Saved data entries:
- - - - - - -
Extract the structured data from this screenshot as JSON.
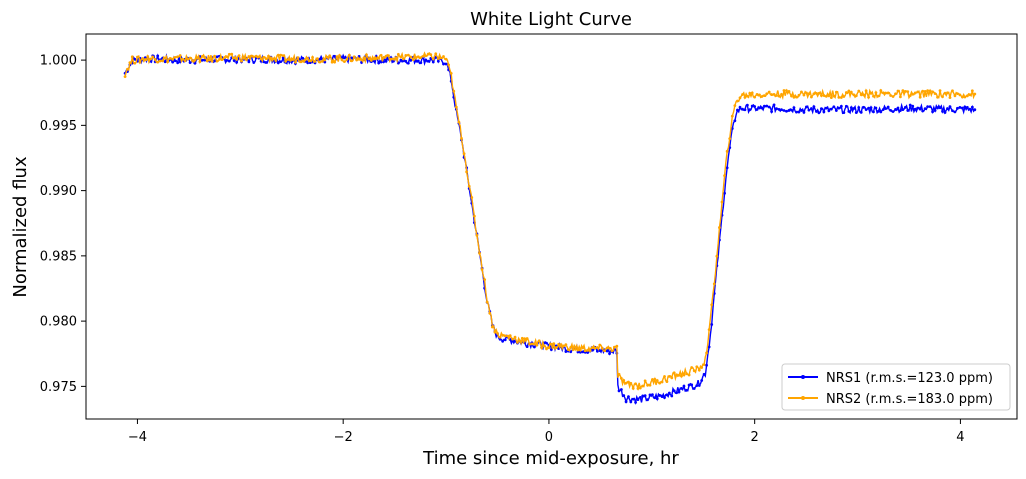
{
  "chart_data": {
    "type": "line",
    "title": "White Light Curve",
    "xlabel": "Time since mid-exposure, hr",
    "ylabel": "Normalized flux",
    "xlim": [
      -4.5,
      4.55
    ],
    "ylim": [
      0.9725,
      1.002
    ],
    "xticks": [
      -4,
      -2,
      0,
      2,
      4
    ],
    "xtick_labels": [
      "−4",
      "−2",
      "0",
      "2",
      "4"
    ],
    "yticks": [
      0.975,
      0.98,
      0.985,
      0.99,
      0.995,
      1.0
    ],
    "ytick_labels": [
      "0.975",
      "0.980",
      "0.985",
      "0.990",
      "0.995",
      "1.000"
    ],
    "grid": false,
    "legend_position": "bottom-right",
    "series": [
      {
        "name": "NRS1 (r.m.s.=123.0 ppm)",
        "color": "#0000ff",
        "points": [
          [
            -4.12,
            0.999
          ],
          [
            -4.05,
            1.0
          ],
          [
            -3.9,
            1.0001
          ],
          [
            -3.5,
            1.0
          ],
          [
            -3.0,
            1.0001
          ],
          [
            -2.5,
            1.0
          ],
          [
            -2.0,
            1.0001
          ],
          [
            -1.5,
            1.0
          ],
          [
            -1.1,
            1.0
          ],
          [
            -1.0,
            0.9999
          ],
          [
            -0.95,
            0.9985
          ],
          [
            -0.9,
            0.996
          ],
          [
            -0.85,
            0.994
          ],
          [
            -0.8,
            0.9915
          ],
          [
            -0.75,
            0.989
          ],
          [
            -0.7,
            0.9865
          ],
          [
            -0.65,
            0.984
          ],
          [
            -0.6,
            0.9815
          ],
          [
            -0.55,
            0.9797
          ],
          [
            -0.5,
            0.9788
          ],
          [
            -0.4,
            0.9786
          ],
          [
            -0.2,
            0.9783
          ],
          [
            0.0,
            0.9781
          ],
          [
            0.2,
            0.9779
          ],
          [
            0.4,
            0.9778
          ],
          [
            0.66,
            0.9777
          ],
          [
            0.67,
            0.975
          ],
          [
            0.75,
            0.9741
          ],
          [
            0.9,
            0.974
          ],
          [
            1.1,
            0.9743
          ],
          [
            1.3,
            0.9748
          ],
          [
            1.45,
            0.9752
          ],
          [
            1.52,
            0.976
          ],
          [
            1.57,
            0.979
          ],
          [
            1.62,
            0.983
          ],
          [
            1.67,
            0.987
          ],
          [
            1.72,
            0.991
          ],
          [
            1.77,
            0.994
          ],
          [
            1.82,
            0.996
          ],
          [
            1.87,
            0.9963
          ],
          [
            2.2,
            0.9963
          ],
          [
            2.6,
            0.9962
          ],
          [
            3.0,
            0.9962
          ],
          [
            3.5,
            0.9963
          ],
          [
            4.14,
            0.9962
          ]
        ]
      },
      {
        "name": "NRS2 (r.m.s.=183.0 ppm)",
        "color": "#ffa500",
        "points": [
          [
            -4.12,
            0.999
          ],
          [
            -4.05,
            1.0
          ],
          [
            -3.9,
            1.0001
          ],
          [
            -3.5,
            1.0001
          ],
          [
            -3.0,
            1.0002
          ],
          [
            -2.5,
            1.0001
          ],
          [
            -2.0,
            1.0001
          ],
          [
            -1.5,
            1.0002
          ],
          [
            -1.1,
            1.0003
          ],
          [
            -1.0,
            1.0001
          ],
          [
            -0.95,
            0.9988
          ],
          [
            -0.9,
            0.9963
          ],
          [
            -0.85,
            0.9942
          ],
          [
            -0.8,
            0.9917
          ],
          [
            -0.75,
            0.9892
          ],
          [
            -0.7,
            0.9866
          ],
          [
            -0.65,
            0.9842
          ],
          [
            -0.6,
            0.9817
          ],
          [
            -0.55,
            0.9798
          ],
          [
            -0.5,
            0.979
          ],
          [
            -0.4,
            0.9788
          ],
          [
            -0.2,
            0.9784
          ],
          [
            0.0,
            0.9781
          ],
          [
            0.2,
            0.978
          ],
          [
            0.4,
            0.9779
          ],
          [
            0.66,
            0.9779
          ],
          [
            0.67,
            0.9758
          ],
          [
            0.75,
            0.9751
          ],
          [
            0.9,
            0.9751
          ],
          [
            1.1,
            0.9755
          ],
          [
            1.3,
            0.976
          ],
          [
            1.45,
            0.9763
          ],
          [
            1.52,
            0.977
          ],
          [
            1.57,
            0.98
          ],
          [
            1.62,
            0.984
          ],
          [
            1.67,
            0.988
          ],
          [
            1.72,
            0.992
          ],
          [
            1.77,
            0.995
          ],
          [
            1.82,
            0.9968
          ],
          [
            1.87,
            0.9973
          ],
          [
            2.2,
            0.9974
          ],
          [
            2.6,
            0.9974
          ],
          [
            3.0,
            0.9974
          ],
          [
            3.5,
            0.9974
          ],
          [
            4.14,
            0.9974
          ]
        ]
      }
    ]
  }
}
- - - - - - -
**Exercise prompt:**
The records above must be echoed exactly, minus their pictures.

**Task answer:**
Extract the structured data from this screenshot as JSON.
{
  "chart_data": {
    "type": "line",
    "title": "White Light Curve",
    "xlabel": "Time since mid-exposure, hr",
    "ylabel": "Normalized flux",
    "xlim": [
      -4.5,
      4.55
    ],
    "ylim": [
      0.9725,
      1.002
    ],
    "xticks": [
      -4,
      -2,
      0,
      2,
      4
    ],
    "xtick_labels": [
      "−4",
      "−2",
      "0",
      "2",
      "4"
    ],
    "yticks": [
      0.975,
      0.98,
      0.985,
      0.99,
      0.995,
      1.0
    ],
    "ytick_labels": [
      "0.975",
      "0.980",
      "0.985",
      "0.990",
      "0.995",
      "1.000"
    ],
    "grid": false,
    "legend_position": "bottom-right",
    "series": [
      {
        "name": "NRS1 (r.m.s.=123.0 ppm)",
        "color": "#0000ff",
        "points": [
          [
            -4.12,
            0.999
          ],
          [
            -4.05,
            1.0
          ],
          [
            -3.9,
            1.0001
          ],
          [
            -3.5,
            1.0
          ],
          [
            -3.0,
            1.0001
          ],
          [
            -2.5,
            1.0
          ],
          [
            -2.0,
            1.0001
          ],
          [
            -1.5,
            1.0
          ],
          [
            -1.1,
            1.0
          ],
          [
            -1.0,
            0.9999
          ],
          [
            -0.95,
            0.9985
          ],
          [
            -0.9,
            0.996
          ],
          [
            -0.85,
            0.994
          ],
          [
            -0.8,
            0.9915
          ],
          [
            -0.75,
            0.989
          ],
          [
            -0.7,
            0.9865
          ],
          [
            -0.65,
            0.984
          ],
          [
            -0.6,
            0.9815
          ],
          [
            -0.55,
            0.9797
          ],
          [
            -0.5,
            0.9788
          ],
          [
            -0.4,
            0.9786
          ],
          [
            -0.2,
            0.9783
          ],
          [
            0.0,
            0.9781
          ],
          [
            0.2,
            0.9779
          ],
          [
            0.4,
            0.9778
          ],
          [
            0.66,
            0.9777
          ],
          [
            0.67,
            0.975
          ],
          [
            0.75,
            0.9741
          ],
          [
            0.9,
            0.974
          ],
          [
            1.1,
            0.9743
          ],
          [
            1.3,
            0.9748
          ],
          [
            1.45,
            0.9752
          ],
          [
            1.52,
            0.976
          ],
          [
            1.57,
            0.979
          ],
          [
            1.62,
            0.983
          ],
          [
            1.67,
            0.987
          ],
          [
            1.72,
            0.991
          ],
          [
            1.77,
            0.994
          ],
          [
            1.82,
            0.996
          ],
          [
            1.87,
            0.9963
          ],
          [
            2.2,
            0.9963
          ],
          [
            2.6,
            0.9962
          ],
          [
            3.0,
            0.9962
          ],
          [
            3.5,
            0.9963
          ],
          [
            4.14,
            0.9962
          ]
        ]
      },
      {
        "name": "NRS2 (r.m.s.=183.0 ppm)",
        "color": "#ffa500",
        "points": [
          [
            -4.12,
            0.999
          ],
          [
            -4.05,
            1.0
          ],
          [
            -3.9,
            1.0001
          ],
          [
            -3.5,
            1.0001
          ],
          [
            -3.0,
            1.0002
          ],
          [
            -2.5,
            1.0001
          ],
          [
            -2.0,
            1.0001
          ],
          [
            -1.5,
            1.0002
          ],
          [
            -1.1,
            1.0003
          ],
          [
            -1.0,
            1.0001
          ],
          [
            -0.95,
            0.9988
          ],
          [
            -0.9,
            0.9963
          ],
          [
            -0.85,
            0.9942
          ],
          [
            -0.8,
            0.9917
          ],
          [
            -0.75,
            0.9892
          ],
          [
            -0.7,
            0.9866
          ],
          [
            -0.65,
            0.9842
          ],
          [
            -0.6,
            0.9817
          ],
          [
            -0.55,
            0.9798
          ],
          [
            -0.5,
            0.979
          ],
          [
            -0.4,
            0.9788
          ],
          [
            -0.2,
            0.9784
          ],
          [
            0.0,
            0.9781
          ],
          [
            0.2,
            0.978
          ],
          [
            0.4,
            0.9779
          ],
          [
            0.66,
            0.9779
          ],
          [
            0.67,
            0.9758
          ],
          [
            0.75,
            0.9751
          ],
          [
            0.9,
            0.9751
          ],
          [
            1.1,
            0.9755
          ],
          [
            1.3,
            0.976
          ],
          [
            1.45,
            0.9763
          ],
          [
            1.52,
            0.977
          ],
          [
            1.57,
            0.98
          ],
          [
            1.62,
            0.984
          ],
          [
            1.67,
            0.988
          ],
          [
            1.72,
            0.992
          ],
          [
            1.77,
            0.995
          ],
          [
            1.82,
            0.9968
          ],
          [
            1.87,
            0.9973
          ],
          [
            2.2,
            0.9974
          ],
          [
            2.6,
            0.9974
          ],
          [
            3.0,
            0.9974
          ],
          [
            3.5,
            0.9974
          ],
          [
            4.14,
            0.9974
          ]
        ]
      }
    ]
  }
}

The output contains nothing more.